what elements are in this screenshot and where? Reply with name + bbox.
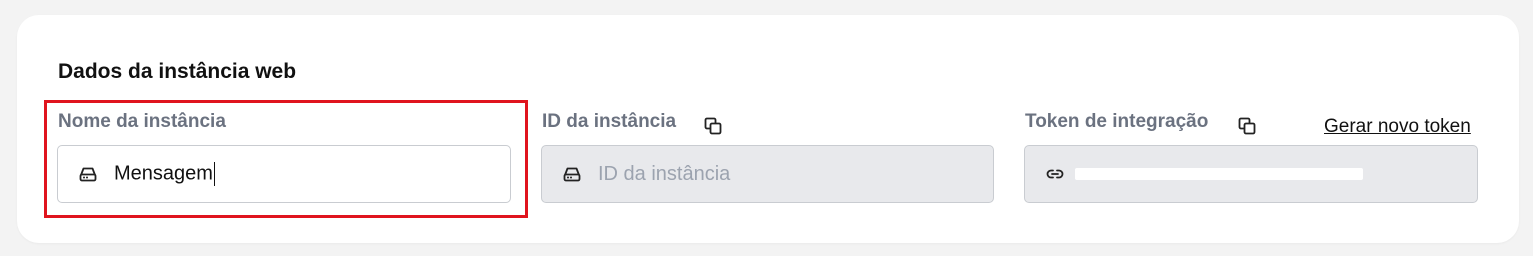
link-icon <box>1045 164 1065 184</box>
hard-drive-icon <box>562 164 582 184</box>
instance-name-input[interactable]: Mensagem <box>57 145 511 203</box>
instance-name-label: Nome da instância <box>58 111 226 132</box>
instance-name-value[interactable]: Mensagem <box>114 162 216 186</box>
instance-id-label: ID da instância <box>542 111 677 132</box>
instance-id-input[interactable]: ID da instância <box>541 145 994 203</box>
token-label: Token de integração <box>1025 111 1209 132</box>
masked-token-value <box>1075 168 1363 180</box>
copy-token-icon[interactable] <box>1237 116 1257 136</box>
instance-name-text: Mensagem <box>114 162 213 185</box>
copy-id-icon[interactable] <box>703 116 723 136</box>
hard-drive-icon <box>78 164 98 184</box>
text-caret <box>213 162 216 186</box>
generate-new-token-link[interactable]: Gerar novo token <box>1324 116 1471 138</box>
instance-id-placeholder: ID da instância <box>598 162 731 185</box>
token-input[interactable] <box>1024 145 1478 203</box>
section-title: Dados da instância web <box>58 60 297 83</box>
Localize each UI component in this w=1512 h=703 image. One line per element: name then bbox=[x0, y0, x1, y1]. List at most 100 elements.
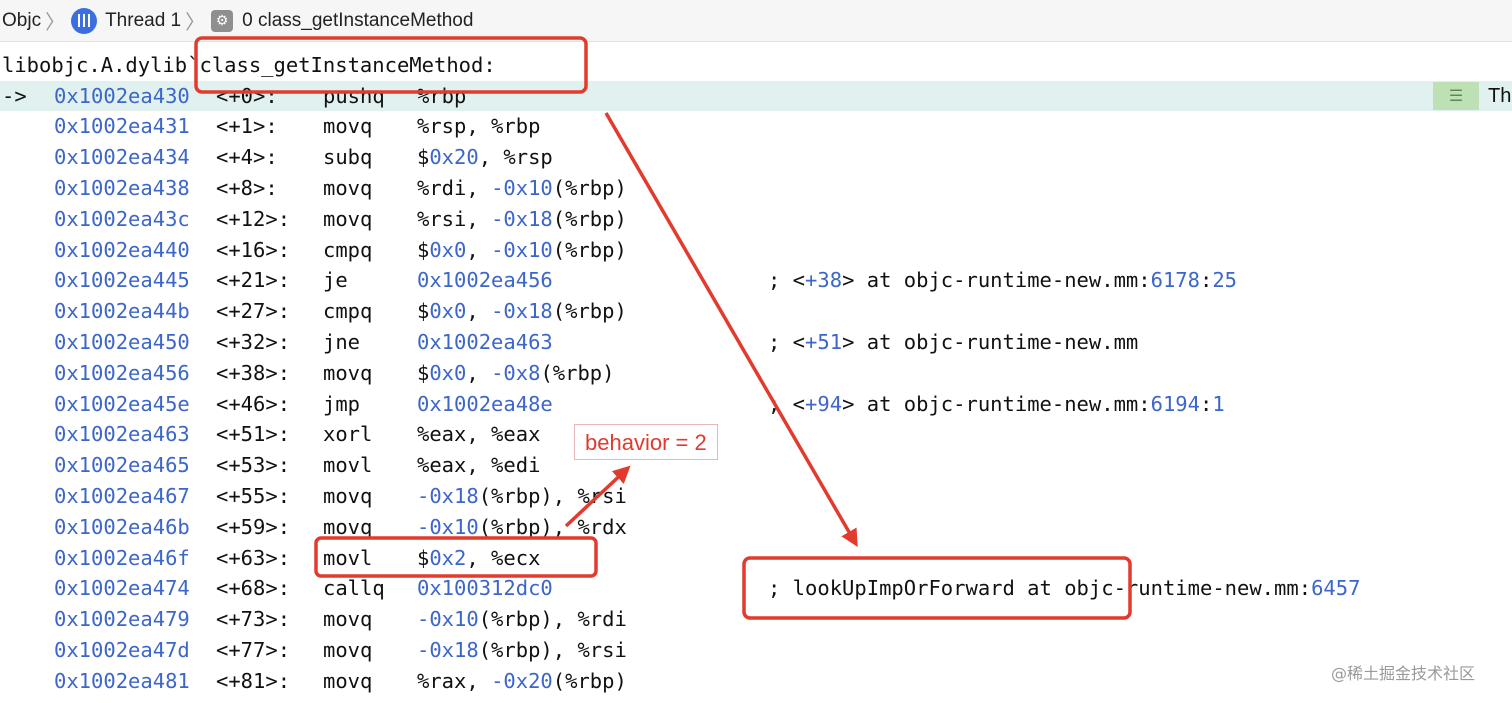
numeric-literal: -0x18 bbox=[491, 206, 553, 231]
breadcrumb-frame[interactable]: ⚙ 0 class_getInstanceMethod bbox=[211, 9, 473, 32]
numeric-literal: 1 bbox=[1212, 391, 1225, 416]
instruction-opcode: cmpq bbox=[323, 299, 373, 324]
breadcrumb-separator: 〉 bbox=[45, 12, 66, 34]
operand-text: : bbox=[1200, 268, 1213, 293]
instruction-row[interactable]: 0x1002ea456 <+38>: movq $0x0, -0x8(%rbp) bbox=[0, 358, 1512, 389]
instruction-row[interactable]: 0x1002ea47d <+77>: movq -0x18(%rbp), %rsi bbox=[0, 635, 1512, 666]
instruction-row[interactable]: 0x1002ea46f <+63>: movl $0x2, %ecx bbox=[0, 543, 1512, 574]
instruction-opcode: movq bbox=[323, 607, 373, 632]
instruction-opcode: movq bbox=[323, 175, 373, 200]
operand-text: %rsp, %rbp bbox=[417, 114, 541, 139]
instruction-address: 0x1002ea44b bbox=[54, 299, 190, 324]
instruction-address: 0x1002ea47d bbox=[54, 637, 190, 662]
instruction-address: 0x1002ea438 bbox=[54, 175, 190, 200]
instruction-operands: %eax, %edi bbox=[417, 450, 540, 481]
current-pc-arrow: -> bbox=[2, 83, 27, 108]
instruction-address: 0x1002ea46b bbox=[54, 514, 190, 539]
instruction-opcode: movq bbox=[323, 114, 373, 139]
numeric-literal: 6178 bbox=[1150, 268, 1200, 293]
operand-text: ; lookUpImpOrForward at objc-runtime-new… bbox=[768, 576, 1312, 601]
operand-text: $ bbox=[417, 237, 430, 262]
operand-text: , %ecx bbox=[466, 545, 541, 570]
instruction-opcode: callq bbox=[323, 576, 385, 601]
instruction-opcode: movq bbox=[323, 514, 373, 539]
instruction-operands: -0x18(%rbp), %rsi bbox=[417, 635, 627, 666]
operand-text: (%rbp) bbox=[540, 360, 615, 385]
instruction-row[interactable]: 0x1002ea450 <+32>: jne 0x1002ea463 ; <+51> a… bbox=[0, 327, 1512, 358]
instruction-row[interactable]: 0x1002ea43c <+12>: movq %rsi, -0x18(%rbp) bbox=[0, 204, 1512, 235]
operand-text: , bbox=[466, 360, 492, 385]
instruction-offset: <+21>: bbox=[216, 268, 291, 293]
operand-text: (%rbp), %rdx bbox=[478, 514, 627, 539]
operand-text: $ bbox=[417, 360, 430, 385]
instruction-address: 0x1002ea440 bbox=[54, 237, 190, 262]
breadcrumb-separator: 〉 bbox=[185, 12, 206, 34]
instruction-row[interactable]: 0x1002ea467 <+55>: movq -0x18(%rbp), %rsi bbox=[0, 481, 1512, 512]
instruction-operands: %rsi, -0x18(%rbp) bbox=[417, 204, 627, 235]
instruction-address: 0x1002ea474 bbox=[54, 576, 190, 601]
instruction-row[interactable]: 0x1002ea44b <+27>: cmpq $0x0, -0x18(%rbp) bbox=[0, 296, 1512, 327]
instruction-opcode: jmp bbox=[323, 391, 361, 416]
numeric-literal: +94 bbox=[805, 391, 843, 416]
numeric-literal: -0x18 bbox=[491, 299, 553, 324]
instruction-operands: $0x20, %rsp bbox=[417, 142, 553, 173]
instruction-offset: <+32>: bbox=[216, 329, 291, 354]
numeric-literal: -0x10 bbox=[491, 175, 553, 200]
current-instruction-row[interactable]: -> 0x1002ea430 <+0>: pushq %rbp ☰ Th bbox=[0, 80, 1512, 112]
instruction-opcode: pushq bbox=[323, 83, 385, 108]
instruction-opcode: movq bbox=[323, 206, 373, 231]
breadcrumb-thread[interactable]: Thread 1 bbox=[71, 7, 181, 34]
jump-bar: Objc 〉 Thread 1 〉 ⚙ 0 class_getInstanceM… bbox=[0, 0, 1512, 42]
operand-text: (%rbp), %rsi bbox=[478, 637, 627, 662]
numeric-literal: -0x10 bbox=[417, 514, 479, 539]
instruction-comment: ; lookUpImpOrForward at objc-runtime-new… bbox=[768, 573, 1360, 604]
operand-text: (%rbp) bbox=[552, 175, 627, 200]
instruction-offset: <+81>: bbox=[216, 668, 291, 693]
instruction-row[interactable]: 0x1002ea474 <+68>: callq 0x100312dc0 ; lookU… bbox=[0, 573, 1512, 604]
instruction-opcode: subq bbox=[323, 145, 373, 170]
instruction-row[interactable]: 0x1002ea463 <+51>: xorl %eax, %eax bbox=[0, 419, 1512, 450]
operand-text: ; < bbox=[768, 391, 806, 416]
instruction-address: 0x1002ea46f bbox=[54, 545, 190, 570]
numeric-literal: -0x10 bbox=[491, 237, 553, 262]
instruction-row[interactable]: 0x1002ea434 <+4>: subq $0x20, %rsp bbox=[0, 142, 1512, 173]
instruction-offset: <+63>: bbox=[216, 545, 291, 570]
operand-text: %eax, %eax bbox=[417, 422, 541, 447]
instruction-opcode: xorl bbox=[323, 422, 373, 447]
instruction-offset: <+51>: bbox=[216, 422, 291, 447]
instruction-comment: ; <+94> at objc-runtime-new.mm:6194:1 bbox=[768, 389, 1225, 420]
numeric-literal: 0x1002ea463 bbox=[417, 329, 553, 354]
instruction-row[interactable]: 0x1002ea438 <+8>: movq %rdi, -0x10(%rbp) bbox=[0, 173, 1512, 204]
instruction-row[interactable]: 0x1002ea465 <+53>: movl %eax, %edi bbox=[0, 450, 1512, 481]
instruction-row[interactable]: 0x1002ea481 <+81>: movq %rax, -0x20(%rbp) bbox=[0, 666, 1512, 697]
instruction-row[interactable]: 0x1002ea479 <+73>: movq -0x10(%rbp), %rdi bbox=[0, 604, 1512, 635]
instruction-address: 0x1002ea450 bbox=[54, 329, 190, 354]
instruction-address: 0x1002ea43c bbox=[54, 206, 190, 231]
breadcrumb-objc[interactable]: Objc bbox=[2, 10, 41, 32]
instruction-operands: %rbp bbox=[417, 81, 466, 112]
line-menu-icon[interactable]: ☰ bbox=[1433, 81, 1479, 110]
instruction-offset: <+53>: bbox=[216, 453, 291, 478]
instruction-offset: <+16>: bbox=[216, 237, 291, 262]
instruction-operands: 0x1002ea48e bbox=[417, 389, 553, 420]
instruction-row[interactable]: 0x1002ea445 <+21>: je 0x1002ea456 ; <+38> at… bbox=[0, 265, 1512, 296]
instruction-operands: -0x10(%rbp), %rdi bbox=[417, 604, 627, 635]
operand-text: (%rbp) bbox=[552, 237, 627, 262]
instruction-operands: 0x1002ea463 bbox=[417, 327, 553, 358]
instruction-row[interactable]: 0x1002ea440 <+16>: cmpq $0x0, -0x10(%rbp) bbox=[0, 235, 1512, 266]
instruction-operands: %rsp, %rbp bbox=[417, 111, 540, 142]
instruction-comment: ; <+38> at objc-runtime-new.mm:6178:25 bbox=[768, 265, 1237, 296]
instruction-opcode: movq bbox=[323, 483, 373, 508]
instruction-address: 0x1002ea45e bbox=[54, 391, 190, 416]
instruction-offset: <+77>: bbox=[216, 637, 291, 662]
instruction-operands: $0x0, -0x10(%rbp) bbox=[417, 235, 627, 266]
instruction-row[interactable]: 0x1002ea431 <+1>: movq %rsp, %rbp bbox=[0, 111, 1512, 142]
gear-icon: ⚙ bbox=[211, 9, 234, 32]
operand-text: > at objc-runtime-new.mm bbox=[842, 329, 1139, 354]
numeric-literal: 0x20 bbox=[429, 145, 479, 170]
instruction-operands: 0x1002ea456 bbox=[417, 265, 553, 296]
instruction-row[interactable]: 0x1002ea45e <+46>: jmp 0x1002ea48e ; <+94> a… bbox=[0, 389, 1512, 420]
instruction-opcode: movq bbox=[323, 360, 373, 385]
numeric-literal: 25 bbox=[1212, 268, 1238, 293]
instruction-row[interactable]: 0x1002ea46b <+59>: movq -0x10(%rbp), %rdx bbox=[0, 512, 1512, 543]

________________________

Exercise instructions: Reproduce the item lines character for character, from the line with "numeric-literal: -0x18 bbox=[491, 206, 553, 231]" to the line with "instruction-opcode: cmpq bbox=[323, 299, 373, 324]", including both of those lines.

Answer in full:
numeric-literal: -0x18 bbox=[491, 206, 553, 231]
breadcrumb-frame[interactable]: ⚙ 0 class_getInstanceMethod bbox=[211, 9, 473, 32]
numeric-literal: 1 bbox=[1212, 391, 1225, 416]
instruction-opcode: cmpq bbox=[323, 299, 373, 324]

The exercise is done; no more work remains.